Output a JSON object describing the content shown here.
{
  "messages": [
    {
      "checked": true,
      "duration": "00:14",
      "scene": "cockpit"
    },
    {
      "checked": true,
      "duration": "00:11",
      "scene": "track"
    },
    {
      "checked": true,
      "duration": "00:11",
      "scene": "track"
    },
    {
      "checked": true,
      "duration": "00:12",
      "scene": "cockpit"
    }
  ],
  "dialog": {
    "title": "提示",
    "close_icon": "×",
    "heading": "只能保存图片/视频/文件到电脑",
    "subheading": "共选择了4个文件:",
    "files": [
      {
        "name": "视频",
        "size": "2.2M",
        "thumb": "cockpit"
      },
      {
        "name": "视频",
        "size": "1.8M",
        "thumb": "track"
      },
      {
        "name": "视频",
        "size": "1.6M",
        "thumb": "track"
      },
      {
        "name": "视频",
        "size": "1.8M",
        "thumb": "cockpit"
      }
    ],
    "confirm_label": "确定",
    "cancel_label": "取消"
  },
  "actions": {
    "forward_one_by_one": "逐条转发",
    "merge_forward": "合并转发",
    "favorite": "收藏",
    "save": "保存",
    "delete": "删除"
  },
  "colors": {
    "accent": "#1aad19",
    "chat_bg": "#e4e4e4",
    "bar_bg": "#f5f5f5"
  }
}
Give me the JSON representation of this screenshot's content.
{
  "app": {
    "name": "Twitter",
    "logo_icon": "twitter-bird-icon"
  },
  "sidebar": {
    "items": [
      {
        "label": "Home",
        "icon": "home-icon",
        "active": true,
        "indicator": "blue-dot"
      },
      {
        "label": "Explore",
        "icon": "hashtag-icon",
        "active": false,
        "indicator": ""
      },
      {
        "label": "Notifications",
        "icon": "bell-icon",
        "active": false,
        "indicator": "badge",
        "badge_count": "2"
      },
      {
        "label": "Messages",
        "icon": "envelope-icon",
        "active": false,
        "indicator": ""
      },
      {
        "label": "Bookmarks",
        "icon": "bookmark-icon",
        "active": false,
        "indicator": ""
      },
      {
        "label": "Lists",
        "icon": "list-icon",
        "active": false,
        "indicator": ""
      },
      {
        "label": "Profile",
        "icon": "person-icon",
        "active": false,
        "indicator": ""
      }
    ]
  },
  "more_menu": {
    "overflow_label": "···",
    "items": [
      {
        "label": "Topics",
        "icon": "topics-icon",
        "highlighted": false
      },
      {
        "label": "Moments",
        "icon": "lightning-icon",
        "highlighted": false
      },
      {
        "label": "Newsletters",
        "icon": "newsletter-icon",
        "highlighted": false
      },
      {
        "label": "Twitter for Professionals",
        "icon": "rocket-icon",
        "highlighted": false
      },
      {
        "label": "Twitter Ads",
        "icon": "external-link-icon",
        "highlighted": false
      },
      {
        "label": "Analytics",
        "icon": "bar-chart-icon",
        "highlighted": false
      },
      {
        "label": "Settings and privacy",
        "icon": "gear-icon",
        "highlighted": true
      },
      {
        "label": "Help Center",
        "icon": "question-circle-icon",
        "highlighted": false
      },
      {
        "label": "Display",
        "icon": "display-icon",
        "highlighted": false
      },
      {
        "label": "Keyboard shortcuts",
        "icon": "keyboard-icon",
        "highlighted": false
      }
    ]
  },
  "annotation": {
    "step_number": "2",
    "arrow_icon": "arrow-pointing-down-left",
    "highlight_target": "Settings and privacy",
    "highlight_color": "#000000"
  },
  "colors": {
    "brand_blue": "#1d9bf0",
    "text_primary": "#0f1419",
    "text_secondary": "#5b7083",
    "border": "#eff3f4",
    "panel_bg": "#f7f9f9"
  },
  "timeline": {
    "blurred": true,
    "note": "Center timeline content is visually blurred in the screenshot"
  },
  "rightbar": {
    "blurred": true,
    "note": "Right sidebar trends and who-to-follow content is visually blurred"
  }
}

########################################

* _Task prompt_:
Your answer should be a single number: the count of lines in the listing that contain the word "timeline".

* _Task solution_:
2